▶

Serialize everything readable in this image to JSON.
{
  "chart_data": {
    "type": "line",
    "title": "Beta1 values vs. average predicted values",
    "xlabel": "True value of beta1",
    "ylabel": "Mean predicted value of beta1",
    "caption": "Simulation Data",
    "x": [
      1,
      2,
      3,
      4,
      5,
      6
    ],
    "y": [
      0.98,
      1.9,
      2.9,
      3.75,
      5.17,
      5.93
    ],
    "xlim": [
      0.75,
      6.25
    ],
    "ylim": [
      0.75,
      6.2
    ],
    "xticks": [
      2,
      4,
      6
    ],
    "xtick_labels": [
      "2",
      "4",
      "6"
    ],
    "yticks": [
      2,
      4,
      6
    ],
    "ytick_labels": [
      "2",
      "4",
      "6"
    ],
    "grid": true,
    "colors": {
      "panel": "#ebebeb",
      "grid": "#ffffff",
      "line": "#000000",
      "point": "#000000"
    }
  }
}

◀

Problem to work on » Give the entries once more, exactly as they appear.

Exercise output »
Serialize everything readable in this image to JSON.
{
  "chart_data": {
    "type": "line",
    "title": "Beta1 values vs. average predicted values",
    "xlabel": "True value of beta1",
    "ylabel": "Mean predicted value of beta1",
    "caption": "Simulation Data",
    "x": [
      1,
      2,
      3,
      4,
      5,
      6
    ],
    "y": [
      0.98,
      1.9,
      2.9,
      3.75,
      5.17,
      5.93
    ],
    "xlim": [
      0.75,
      6.25
    ],
    "ylim": [
      0.75,
      6.2
    ],
    "xticks": [
      2,
      4,
      6
    ],
    "xtick_labels": [
      "2",
      "4",
      "6"
    ],
    "yticks": [
      2,
      4,
      6
    ],
    "ytick_labels": [
      "2",
      "4",
      "6"
    ],
    "grid": true,
    "colors": {
      "panel": "#ebebeb",
      "grid": "#ffffff",
      "line": "#000000",
      "point": "#000000"
    }
  }
}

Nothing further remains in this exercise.